_Stored rows_:

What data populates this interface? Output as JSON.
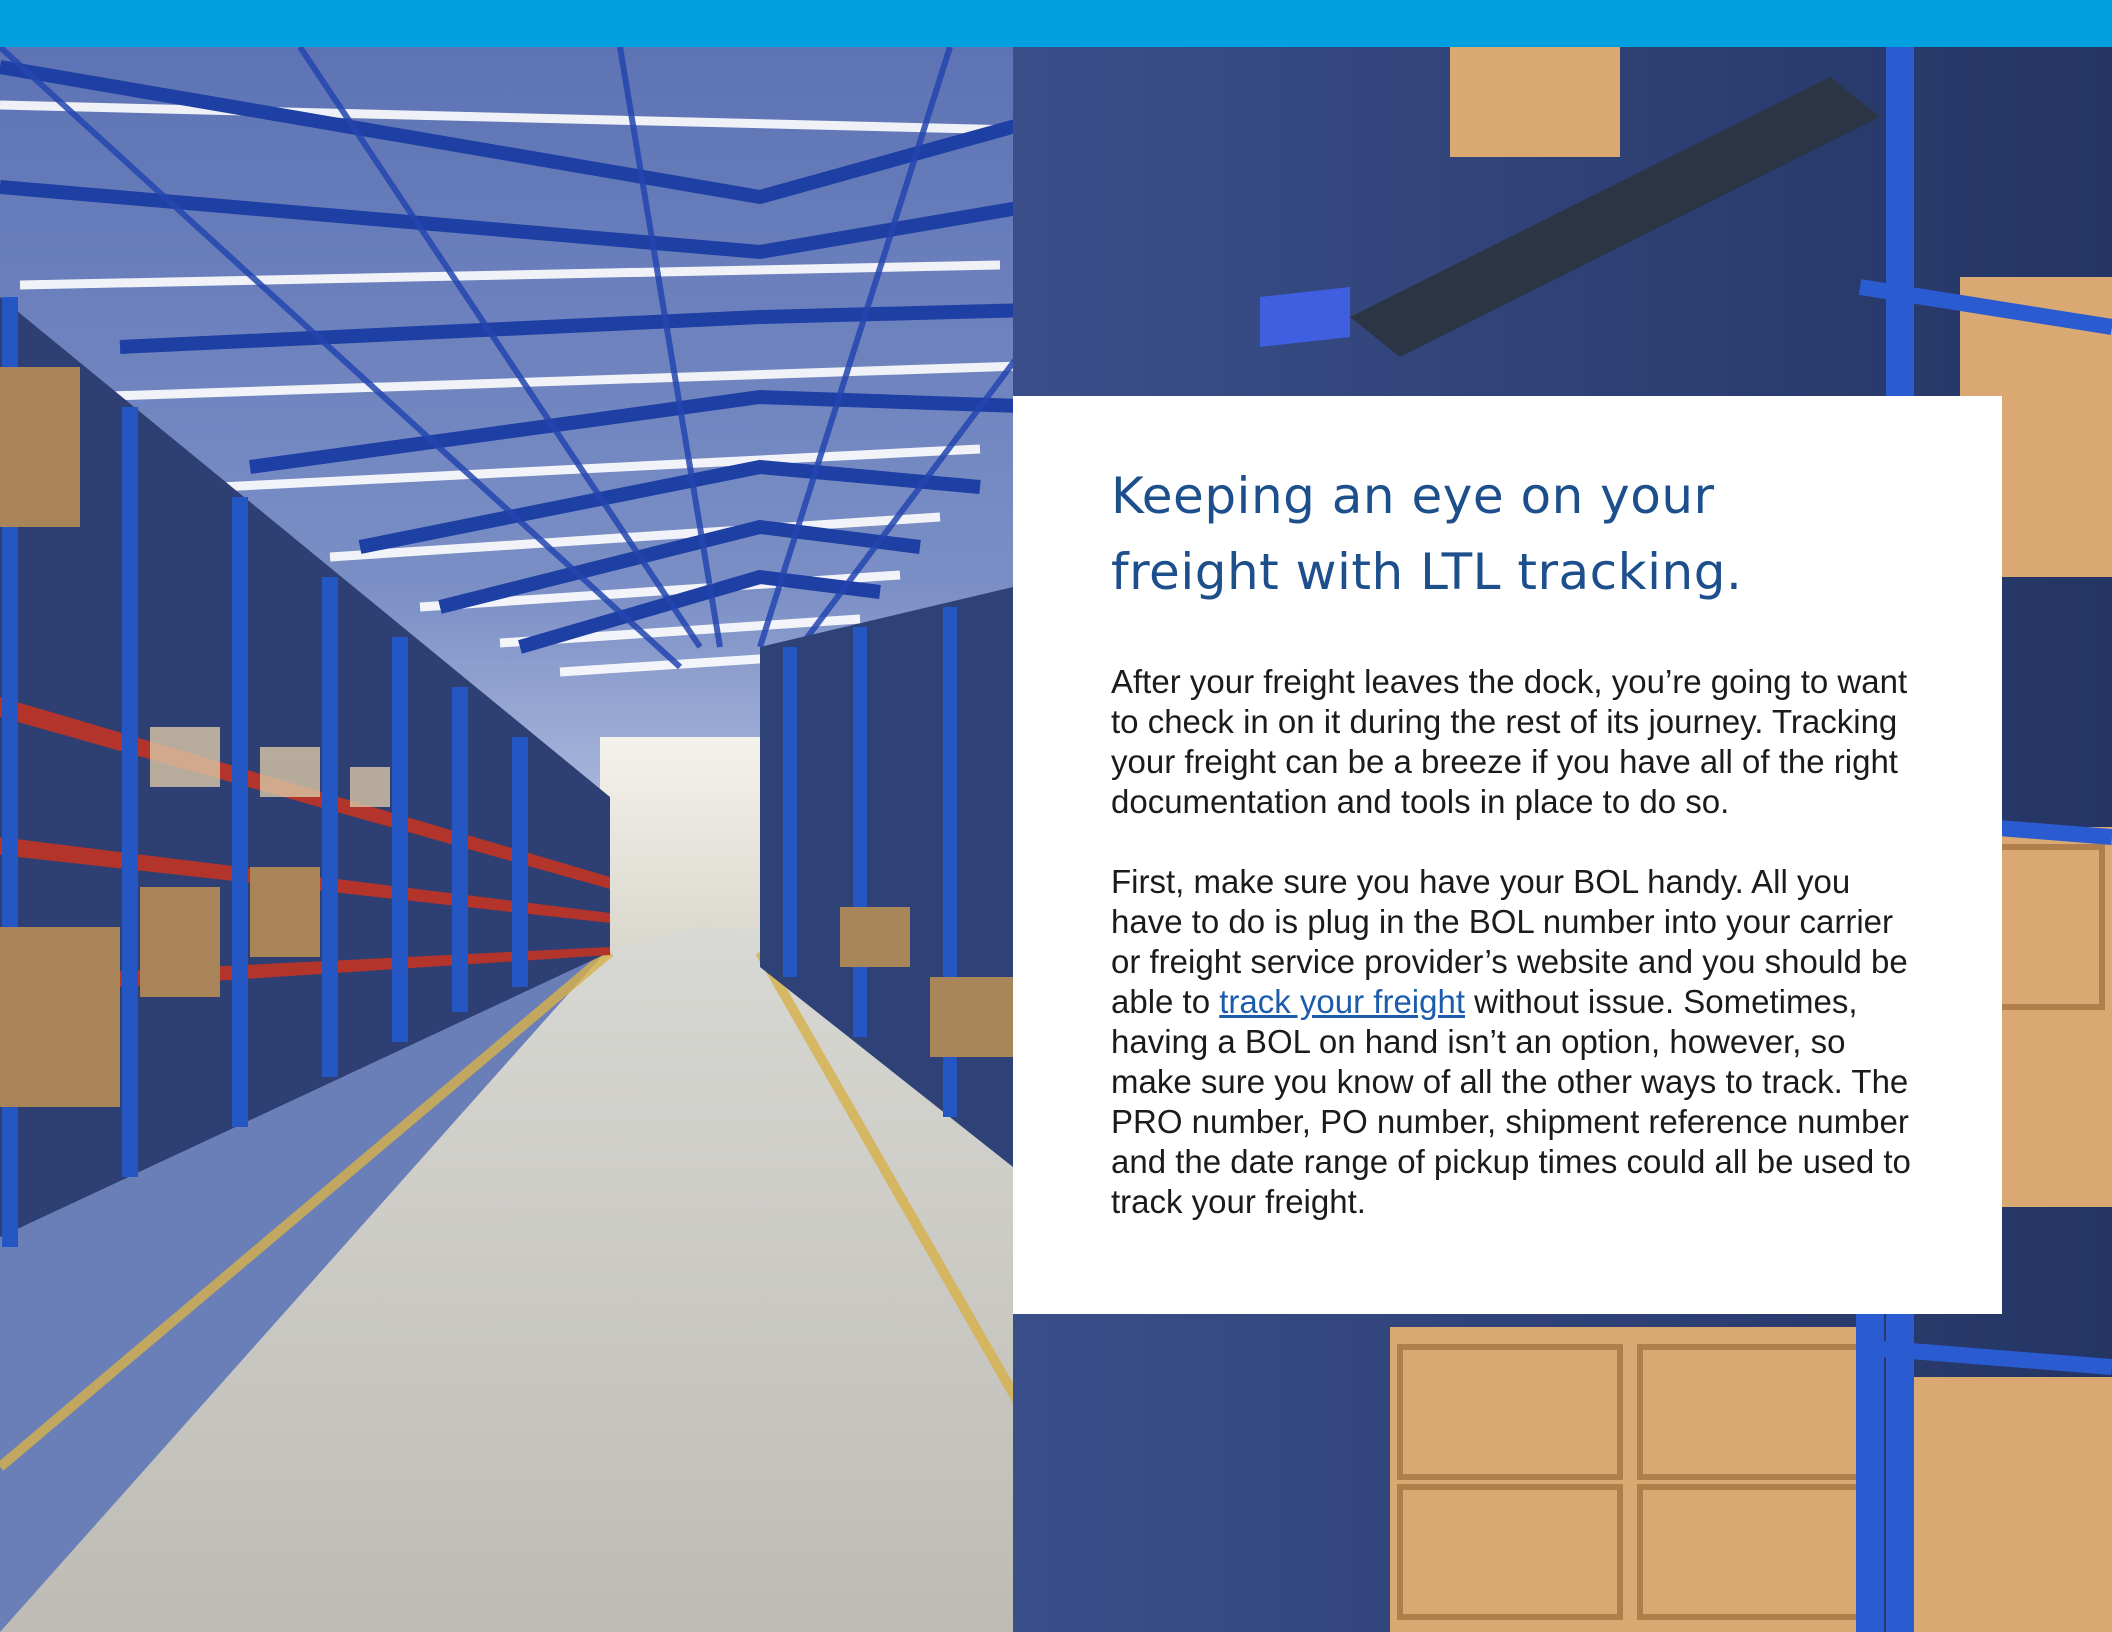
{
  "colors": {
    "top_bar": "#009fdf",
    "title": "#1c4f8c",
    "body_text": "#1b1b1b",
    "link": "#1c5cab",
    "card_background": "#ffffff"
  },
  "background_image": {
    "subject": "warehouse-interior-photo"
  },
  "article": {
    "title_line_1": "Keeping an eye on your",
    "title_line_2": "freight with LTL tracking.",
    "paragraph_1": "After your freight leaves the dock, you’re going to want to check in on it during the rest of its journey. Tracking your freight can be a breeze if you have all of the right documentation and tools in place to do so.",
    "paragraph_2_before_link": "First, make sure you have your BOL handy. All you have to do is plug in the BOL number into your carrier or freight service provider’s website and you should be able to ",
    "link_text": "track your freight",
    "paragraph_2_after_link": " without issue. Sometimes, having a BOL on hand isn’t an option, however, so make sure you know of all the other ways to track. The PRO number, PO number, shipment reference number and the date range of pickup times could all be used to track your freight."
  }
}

_Your task_: In this exercise, set down all of the data exactly, without the pictures.

_Answer for this exercise_:
What data populates this interface? Output as JSON.
{
  "colors": {
    "top_bar": "#009fdf",
    "title": "#1c4f8c",
    "body_text": "#1b1b1b",
    "link": "#1c5cab",
    "card_background": "#ffffff"
  },
  "background_image": {
    "subject": "warehouse-interior-photo"
  },
  "article": {
    "title_line_1": "Keeping an eye on your",
    "title_line_2": "freight with LTL tracking.",
    "paragraph_1": "After your freight leaves the dock, you’re going to want to check in on it during the rest of its journey. Tracking your freight can be a breeze if you have all of the right documentation and tools in place to do so.",
    "paragraph_2_before_link": "First, make sure you have your BOL handy. All you have to do is plug in the BOL number into your carrier or freight service provider’s website and you should be able to ",
    "link_text": "track your freight",
    "paragraph_2_after_link": " without issue. Sometimes, having a BOL on hand isn’t an option, however, so make sure you know of all the other ways to track. The PRO number, PO number, shipment reference number and the date range of pickup times could all be used to track your freight."
  }
}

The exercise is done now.